## [What the task requires]
Extract all records. Keep each one exact.

## [Task data]
------------------------------------------------------------------------

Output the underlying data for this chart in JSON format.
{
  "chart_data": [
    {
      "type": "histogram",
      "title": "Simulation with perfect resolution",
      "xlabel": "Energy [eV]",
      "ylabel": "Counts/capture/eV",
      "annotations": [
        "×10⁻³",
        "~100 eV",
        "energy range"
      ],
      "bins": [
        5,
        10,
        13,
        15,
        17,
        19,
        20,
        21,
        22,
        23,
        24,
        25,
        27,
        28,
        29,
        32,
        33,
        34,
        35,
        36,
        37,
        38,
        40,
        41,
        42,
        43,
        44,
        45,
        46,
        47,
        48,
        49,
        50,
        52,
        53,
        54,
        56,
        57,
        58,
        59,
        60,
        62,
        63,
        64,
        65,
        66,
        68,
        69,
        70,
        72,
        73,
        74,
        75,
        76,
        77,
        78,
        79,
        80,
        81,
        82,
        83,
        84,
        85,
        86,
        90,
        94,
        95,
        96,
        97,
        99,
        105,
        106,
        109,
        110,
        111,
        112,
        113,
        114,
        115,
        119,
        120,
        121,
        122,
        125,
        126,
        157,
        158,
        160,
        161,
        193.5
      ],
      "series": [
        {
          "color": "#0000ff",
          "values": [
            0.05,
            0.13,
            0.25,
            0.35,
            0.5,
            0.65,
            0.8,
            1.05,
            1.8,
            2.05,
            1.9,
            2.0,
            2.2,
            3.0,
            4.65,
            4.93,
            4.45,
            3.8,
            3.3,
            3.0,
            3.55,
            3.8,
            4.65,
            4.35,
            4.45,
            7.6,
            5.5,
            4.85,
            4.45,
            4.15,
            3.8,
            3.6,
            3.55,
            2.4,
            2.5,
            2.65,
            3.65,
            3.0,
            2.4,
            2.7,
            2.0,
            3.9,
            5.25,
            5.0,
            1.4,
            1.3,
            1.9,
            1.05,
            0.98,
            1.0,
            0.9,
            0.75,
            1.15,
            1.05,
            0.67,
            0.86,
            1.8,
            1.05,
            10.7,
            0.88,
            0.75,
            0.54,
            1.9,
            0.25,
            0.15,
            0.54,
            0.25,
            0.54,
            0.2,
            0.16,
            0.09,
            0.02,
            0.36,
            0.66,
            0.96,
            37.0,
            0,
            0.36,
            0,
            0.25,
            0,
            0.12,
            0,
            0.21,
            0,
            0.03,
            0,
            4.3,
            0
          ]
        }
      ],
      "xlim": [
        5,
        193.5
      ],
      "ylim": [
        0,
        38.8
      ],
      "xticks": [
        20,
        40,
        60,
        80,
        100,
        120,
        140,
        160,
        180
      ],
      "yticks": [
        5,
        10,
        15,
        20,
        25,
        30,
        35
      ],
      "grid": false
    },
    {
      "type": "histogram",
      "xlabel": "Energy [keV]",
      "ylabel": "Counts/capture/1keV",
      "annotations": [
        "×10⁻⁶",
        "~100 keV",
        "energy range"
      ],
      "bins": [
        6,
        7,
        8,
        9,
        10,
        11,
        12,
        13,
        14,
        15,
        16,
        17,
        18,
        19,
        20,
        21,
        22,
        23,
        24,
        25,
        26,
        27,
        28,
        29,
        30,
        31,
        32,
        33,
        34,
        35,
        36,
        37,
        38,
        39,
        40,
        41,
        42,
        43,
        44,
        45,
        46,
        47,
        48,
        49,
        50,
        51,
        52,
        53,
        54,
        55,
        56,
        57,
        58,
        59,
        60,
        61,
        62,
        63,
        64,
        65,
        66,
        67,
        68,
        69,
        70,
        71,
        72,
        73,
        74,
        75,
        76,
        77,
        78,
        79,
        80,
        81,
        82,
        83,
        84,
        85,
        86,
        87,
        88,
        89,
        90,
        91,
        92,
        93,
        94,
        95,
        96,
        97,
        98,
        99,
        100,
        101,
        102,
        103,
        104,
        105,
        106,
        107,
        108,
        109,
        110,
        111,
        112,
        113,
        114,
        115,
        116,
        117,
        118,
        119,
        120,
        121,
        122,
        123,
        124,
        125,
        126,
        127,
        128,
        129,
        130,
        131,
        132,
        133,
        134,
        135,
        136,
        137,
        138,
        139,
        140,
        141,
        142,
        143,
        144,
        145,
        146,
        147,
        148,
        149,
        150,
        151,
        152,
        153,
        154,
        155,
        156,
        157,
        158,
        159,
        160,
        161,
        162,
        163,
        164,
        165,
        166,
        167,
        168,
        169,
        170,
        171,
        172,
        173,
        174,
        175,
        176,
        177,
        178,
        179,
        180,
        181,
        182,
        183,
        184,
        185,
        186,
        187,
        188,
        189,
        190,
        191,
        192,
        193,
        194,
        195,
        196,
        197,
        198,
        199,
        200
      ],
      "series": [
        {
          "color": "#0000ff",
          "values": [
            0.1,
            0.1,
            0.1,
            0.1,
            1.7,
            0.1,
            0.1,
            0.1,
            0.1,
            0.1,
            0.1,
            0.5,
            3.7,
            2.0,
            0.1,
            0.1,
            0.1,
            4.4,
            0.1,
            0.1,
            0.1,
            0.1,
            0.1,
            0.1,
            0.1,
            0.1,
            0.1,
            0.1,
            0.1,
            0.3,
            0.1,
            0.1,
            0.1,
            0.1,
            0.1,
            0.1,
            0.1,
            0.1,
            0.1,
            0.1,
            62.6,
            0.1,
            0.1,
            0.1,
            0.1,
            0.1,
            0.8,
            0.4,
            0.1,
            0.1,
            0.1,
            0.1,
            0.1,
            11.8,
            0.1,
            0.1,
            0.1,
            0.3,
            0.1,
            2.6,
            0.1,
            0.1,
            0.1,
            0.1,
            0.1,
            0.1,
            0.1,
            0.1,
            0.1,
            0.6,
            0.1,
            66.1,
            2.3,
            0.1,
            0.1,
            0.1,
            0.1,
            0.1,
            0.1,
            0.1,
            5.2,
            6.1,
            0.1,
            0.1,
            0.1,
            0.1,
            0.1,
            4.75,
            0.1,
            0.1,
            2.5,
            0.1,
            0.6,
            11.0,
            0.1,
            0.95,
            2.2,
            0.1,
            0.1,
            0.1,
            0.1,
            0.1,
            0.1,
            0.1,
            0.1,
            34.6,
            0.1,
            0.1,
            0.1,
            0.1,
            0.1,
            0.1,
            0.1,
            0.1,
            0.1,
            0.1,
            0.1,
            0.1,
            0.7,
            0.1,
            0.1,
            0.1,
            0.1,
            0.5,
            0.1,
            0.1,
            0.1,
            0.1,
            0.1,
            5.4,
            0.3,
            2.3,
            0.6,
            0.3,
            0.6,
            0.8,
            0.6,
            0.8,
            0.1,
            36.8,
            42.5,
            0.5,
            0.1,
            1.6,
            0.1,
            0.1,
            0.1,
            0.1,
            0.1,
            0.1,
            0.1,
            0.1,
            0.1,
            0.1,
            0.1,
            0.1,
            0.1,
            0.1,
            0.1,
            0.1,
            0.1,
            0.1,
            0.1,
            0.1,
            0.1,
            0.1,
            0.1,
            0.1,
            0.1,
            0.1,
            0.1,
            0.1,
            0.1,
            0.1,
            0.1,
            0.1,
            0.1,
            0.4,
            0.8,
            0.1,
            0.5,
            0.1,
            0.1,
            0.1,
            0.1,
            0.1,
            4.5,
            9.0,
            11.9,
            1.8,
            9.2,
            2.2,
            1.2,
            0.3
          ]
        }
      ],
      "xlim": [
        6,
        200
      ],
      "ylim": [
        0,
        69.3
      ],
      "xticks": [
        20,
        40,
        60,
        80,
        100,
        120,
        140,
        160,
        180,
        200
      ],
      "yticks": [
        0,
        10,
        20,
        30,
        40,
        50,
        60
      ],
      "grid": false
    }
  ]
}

------------------------------------------------------------------------

## [Final answer]
Output the underlying data for this chart in JSON format.
{
  "chart_data": [
    {
      "type": "histogram",
      "title": "Simulation with perfect resolution",
      "xlabel": "Energy [eV]",
      "ylabel": "Counts/capture/eV",
      "annotations": [
        "×10⁻³",
        "~100 eV",
        "energy range"
      ],
      "bins": [
        5,
        10,
        13,
        15,
        17,
        19,
        20,
        21,
        22,
        23,
        24,
        25,
        27,
        28,
        29,
        32,
        33,
        34,
        35,
        36,
        37,
        38,
        40,
        41,
        42,
        43,
        44,
        45,
        46,
        47,
        48,
        49,
        50,
        52,
        53,
        54,
        56,
        57,
        58,
        59,
        60,
        62,
        63,
        64,
        65,
        66,
        68,
        69,
        70,
        72,
        73,
        74,
        75,
        76,
        77,
        78,
        79,
        80,
        81,
        82,
        83,
        84,
        85,
        86,
        90,
        94,
        95,
        96,
        97,
        99,
        105,
        106,
        109,
        110,
        111,
        112,
        113,
        114,
        115,
        119,
        120,
        121,
        122,
        125,
        126,
        157,
        158,
        160,
        161,
        193.5
      ],
      "series": [
        {
          "color": "#0000ff",
          "values": [
            0.05,
            0.13,
            0.25,
            0.35,
            0.5,
            0.65,
            0.8,
            1.05,
            1.8,
            2.05,
            1.9,
            2.0,
            2.2,
            3.0,
            4.65,
            4.93,
            4.45,
            3.8,
            3.3,
            3.0,
            3.55,
            3.8,
            4.65,
            4.35,
            4.45,
            7.6,
            5.5,
            4.85,
            4.45,
            4.15,
            3.8,
            3.6,
            3.55,
            2.4,
            2.5,
            2.65,
            3.65,
            3.0,
            2.4,
            2.7,
            2.0,
            3.9,
            5.25,
            5.0,
            1.4,
            1.3,
            1.9,
            1.05,
            0.98,
            1.0,
            0.9,
            0.75,
            1.15,
            1.05,
            0.67,
            0.86,
            1.8,
            1.05,
            10.7,
            0.88,
            0.75,
            0.54,
            1.9,
            0.25,
            0.15,
            0.54,
            0.25,
            0.54,
            0.2,
            0.16,
            0.09,
            0.02,
            0.36,
            0.66,
            0.96,
            37.0,
            0,
            0.36,
            0,
            0.25,
            0,
            0.12,
            0,
            0.21,
            0,
            0.03,
            0,
            4.3,
            0
          ]
        }
      ],
      "xlim": [
        5,
        193.5
      ],
      "ylim": [
        0,
        38.8
      ],
      "xticks": [
        20,
        40,
        60,
        80,
        100,
        120,
        140,
        160,
        180
      ],
      "yticks": [
        5,
        10,
        15,
        20,
        25,
        30,
        35
      ],
      "grid": false
    },
    {
      "type": "histogram",
      "xlabel": "Energy [keV]",
      "ylabel": "Counts/capture/1keV",
      "annotations": [
        "×10⁻⁶",
        "~100 keV",
        "energy range"
      ],
      "bins": [
        6,
        7,
        8,
        9,
        10,
        11,
        12,
        13,
        14,
        15,
        16,
        17,
        18,
        19,
        20,
        21,
        22,
        23,
        24,
        25,
        26,
        27,
        28,
        29,
        30,
        31,
        32,
        33,
        34,
        35,
        36,
        37,
        38,
        39,
        40,
        41,
        42,
        43,
        44,
        45,
        46,
        47,
        48,
        49,
        50,
        51,
        52,
        53,
        54,
        55,
        56,
        57,
        58,
        59,
        60,
        61,
        62,
        63,
        64,
        65,
        66,
        67,
        68,
        69,
        70,
        71,
        72,
        73,
        74,
        75,
        76,
        77,
        78,
        79,
        80,
        81,
        82,
        83,
        84,
        85,
        86,
        87,
        88,
        89,
        90,
        91,
        92,
        93,
        94,
        95,
        96,
        97,
        98,
        99,
        100,
        101,
        102,
        103,
        104,
        105,
        106,
        107,
        108,
        109,
        110,
        111,
        112,
        113,
        114,
        115,
        116,
        117,
        118,
        119,
        120,
        121,
        122,
        123,
        124,
        125,
        126,
        127,
        128,
        129,
        130,
        131,
        132,
        133,
        134,
        135,
        136,
        137,
        138,
        139,
        140,
        141,
        142,
        143,
        144,
        145,
        146,
        147,
        148,
        149,
        150,
        151,
        152,
        153,
        154,
        155,
        156,
        157,
        158,
        159,
        160,
        161,
        162,
        163,
        164,
        165,
        166,
        167,
        168,
        169,
        170,
        171,
        172,
        173,
        174,
        175,
        176,
        177,
        178,
        179,
        180,
        181,
        182,
        183,
        184,
        185,
        186,
        187,
        188,
        189,
        190,
        191,
        192,
        193,
        194,
        195,
        196,
        197,
        198,
        199,
        200
      ],
      "series": [
        {
          "color": "#0000ff",
          "values": [
            0.1,
            0.1,
            0.1,
            0.1,
            1.7,
            0.1,
            0.1,
            0.1,
            0.1,
            0.1,
            0.1,
            0.5,
            3.7,
            2.0,
            0.1,
            0.1,
            0.1,
            4.4,
            0.1,
            0.1,
            0.1,
            0.1,
            0.1,
            0.1,
            0.1,
            0.1,
            0.1,
            0.1,
            0.1,
            0.3,
            0.1,
            0.1,
            0.1,
            0.1,
            0.1,
            0.1,
            0.1,
            0.1,
            0.1,
            0.1,
            62.6,
            0.1,
            0.1,
            0.1,
            0.1,
            0.1,
            0.8,
            0.4,
            0.1,
            0.1,
            0.1,
            0.1,
            0.1,
            11.8,
            0.1,
            0.1,
            0.1,
            0.3,
            0.1,
            2.6,
            0.1,
            0.1,
            0.1,
            0.1,
            0.1,
            0.1,
            0.1,
            0.1,
            0.1,
            0.6,
            0.1,
            66.1,
            2.3,
            0.1,
            0.1,
            0.1,
            0.1,
            0.1,
            0.1,
            0.1,
            5.2,
            6.1,
            0.1,
            0.1,
            0.1,
            0.1,
            0.1,
            4.75,
            0.1,
            0.1,
            2.5,
            0.1,
            0.6,
            11.0,
            0.1,
            0.95,
            2.2,
            0.1,
            0.1,
            0.1,
            0.1,
            0.1,
            0.1,
            0.1,
            0.1,
            34.6,
            0.1,
            0.1,
            0.1,
            0.1,
            0.1,
            0.1,
            0.1,
            0.1,
            0.1,
            0.1,
            0.1,
            0.1,
            0.7,
            0.1,
            0.1,
            0.1,
            0.1,
            0.5,
            0.1,
            0.1,
            0.1,
            0.1,
            0.1,
            5.4,
            0.3,
            2.3,
            0.6,
            0.3,
            0.6,
            0.8,
            0.6,
            0.8,
            0.1,
            36.8,
            42.5,
            0.5,
            0.1,
            1.6,
            0.1,
            0.1,
            0.1,
            0.1,
            0.1,
            0.1,
            0.1,
            0.1,
            0.1,
            0.1,
            0.1,
            0.1,
            0.1,
            0.1,
            0.1,
            0.1,
            0.1,
            0.1,
            0.1,
            0.1,
            0.1,
            0.1,
            0.1,
            0.1,
            0.1,
            0.1,
            0.1,
            0.1,
            0.1,
            0.1,
            0.1,
            0.1,
            0.1,
            0.4,
            0.8,
            0.1,
            0.5,
            0.1,
            0.1,
            0.1,
            0.1,
            0.1,
            4.5,
            9.0,
            11.9,
            1.8,
            9.2,
            2.2,
            1.2,
            0.3
          ]
        }
      ],
      "xlim": [
        6,
        200
      ],
      "ylim": [
        0,
        69.3
      ],
      "xticks": [
        20,
        40,
        60,
        80,
        100,
        120,
        140,
        160,
        180,
        200
      ],
      "yticks": [
        0,
        10,
        20,
        30,
        40,
        50,
        60
      ],
      "grid": false
    }
  ]
}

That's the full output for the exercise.